Examine the records and identify each line that includes the string "بهوتيشر". Copy those lines.

╭─ Entries

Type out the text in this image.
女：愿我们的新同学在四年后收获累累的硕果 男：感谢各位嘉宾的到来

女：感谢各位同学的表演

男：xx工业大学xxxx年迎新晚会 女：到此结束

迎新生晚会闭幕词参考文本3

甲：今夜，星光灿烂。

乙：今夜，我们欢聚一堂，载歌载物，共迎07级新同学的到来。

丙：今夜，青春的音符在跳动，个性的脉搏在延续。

╰─
╭─ Entries

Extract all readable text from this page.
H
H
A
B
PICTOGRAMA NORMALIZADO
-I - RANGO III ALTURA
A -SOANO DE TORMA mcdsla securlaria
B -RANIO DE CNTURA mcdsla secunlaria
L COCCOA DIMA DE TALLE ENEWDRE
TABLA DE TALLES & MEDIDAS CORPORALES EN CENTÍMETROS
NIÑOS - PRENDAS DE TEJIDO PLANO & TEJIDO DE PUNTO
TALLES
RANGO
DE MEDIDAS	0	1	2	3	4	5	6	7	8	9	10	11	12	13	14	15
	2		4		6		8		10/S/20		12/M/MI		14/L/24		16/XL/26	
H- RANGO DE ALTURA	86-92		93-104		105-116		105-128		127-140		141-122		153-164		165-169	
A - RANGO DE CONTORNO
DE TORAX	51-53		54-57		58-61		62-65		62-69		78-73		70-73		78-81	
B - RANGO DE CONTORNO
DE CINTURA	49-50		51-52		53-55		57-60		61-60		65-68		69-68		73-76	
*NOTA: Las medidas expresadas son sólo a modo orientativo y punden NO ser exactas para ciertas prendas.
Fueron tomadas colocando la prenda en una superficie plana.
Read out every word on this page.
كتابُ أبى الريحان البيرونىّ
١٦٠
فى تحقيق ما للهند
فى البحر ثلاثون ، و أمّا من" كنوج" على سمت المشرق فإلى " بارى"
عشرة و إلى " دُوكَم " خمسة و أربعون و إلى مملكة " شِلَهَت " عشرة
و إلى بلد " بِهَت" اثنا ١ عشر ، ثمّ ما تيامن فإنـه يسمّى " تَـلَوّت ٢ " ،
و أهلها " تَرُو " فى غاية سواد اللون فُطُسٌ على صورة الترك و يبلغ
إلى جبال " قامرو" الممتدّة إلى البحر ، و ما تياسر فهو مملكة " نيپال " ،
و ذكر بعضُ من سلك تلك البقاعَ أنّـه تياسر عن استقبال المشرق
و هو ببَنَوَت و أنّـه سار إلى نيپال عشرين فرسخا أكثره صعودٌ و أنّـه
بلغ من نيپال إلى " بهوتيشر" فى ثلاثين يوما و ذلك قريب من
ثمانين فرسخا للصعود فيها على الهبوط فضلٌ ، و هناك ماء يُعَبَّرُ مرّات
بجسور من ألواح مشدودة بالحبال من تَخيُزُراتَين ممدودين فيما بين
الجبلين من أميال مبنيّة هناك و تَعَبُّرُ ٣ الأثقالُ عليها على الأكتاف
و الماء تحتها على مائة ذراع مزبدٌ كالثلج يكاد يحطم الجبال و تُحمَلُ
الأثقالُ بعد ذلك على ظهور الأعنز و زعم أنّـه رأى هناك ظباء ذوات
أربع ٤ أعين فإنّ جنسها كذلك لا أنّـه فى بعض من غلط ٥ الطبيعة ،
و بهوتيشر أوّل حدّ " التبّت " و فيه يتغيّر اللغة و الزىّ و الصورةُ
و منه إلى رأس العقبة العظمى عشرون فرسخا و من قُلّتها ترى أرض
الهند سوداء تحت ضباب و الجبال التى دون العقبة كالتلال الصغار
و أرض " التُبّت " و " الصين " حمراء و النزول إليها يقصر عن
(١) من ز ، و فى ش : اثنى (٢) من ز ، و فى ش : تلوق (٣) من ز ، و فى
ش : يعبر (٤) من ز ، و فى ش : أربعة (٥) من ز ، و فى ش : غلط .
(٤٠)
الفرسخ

╰─
╭─ Entries

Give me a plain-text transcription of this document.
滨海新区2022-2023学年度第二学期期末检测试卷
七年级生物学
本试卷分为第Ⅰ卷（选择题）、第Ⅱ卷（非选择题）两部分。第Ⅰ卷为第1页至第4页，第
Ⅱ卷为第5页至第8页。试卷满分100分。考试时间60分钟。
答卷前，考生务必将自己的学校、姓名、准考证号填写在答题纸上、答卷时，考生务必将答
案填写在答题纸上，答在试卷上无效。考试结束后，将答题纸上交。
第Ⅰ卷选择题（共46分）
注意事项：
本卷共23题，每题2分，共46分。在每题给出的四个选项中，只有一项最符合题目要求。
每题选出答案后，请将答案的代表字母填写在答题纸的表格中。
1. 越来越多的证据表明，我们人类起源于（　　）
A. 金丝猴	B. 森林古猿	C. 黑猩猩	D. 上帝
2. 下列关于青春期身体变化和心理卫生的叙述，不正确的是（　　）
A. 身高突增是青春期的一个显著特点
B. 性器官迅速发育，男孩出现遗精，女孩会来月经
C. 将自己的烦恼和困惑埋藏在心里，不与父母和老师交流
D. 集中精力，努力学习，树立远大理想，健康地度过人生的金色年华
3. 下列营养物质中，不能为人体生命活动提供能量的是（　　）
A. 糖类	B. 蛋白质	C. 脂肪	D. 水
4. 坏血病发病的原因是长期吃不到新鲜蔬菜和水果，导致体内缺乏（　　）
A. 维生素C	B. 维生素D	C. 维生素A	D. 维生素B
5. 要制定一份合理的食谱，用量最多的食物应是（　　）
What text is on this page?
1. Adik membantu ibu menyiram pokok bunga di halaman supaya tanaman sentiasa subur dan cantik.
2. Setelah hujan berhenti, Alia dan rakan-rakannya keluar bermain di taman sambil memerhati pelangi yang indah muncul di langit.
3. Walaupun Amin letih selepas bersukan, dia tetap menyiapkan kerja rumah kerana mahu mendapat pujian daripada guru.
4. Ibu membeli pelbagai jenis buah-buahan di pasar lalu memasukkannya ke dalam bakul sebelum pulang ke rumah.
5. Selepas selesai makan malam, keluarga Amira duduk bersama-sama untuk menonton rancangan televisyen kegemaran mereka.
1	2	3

╰─

▸ Reply
بلغ من نيپال إلى " بهوتيشر" فى ثلاثين يوما و ذلك قريب من
و بهوتيشر أوّل حدّ " التبّت " و فيه يتغيّر اللغة و الزىّ و الصورةُ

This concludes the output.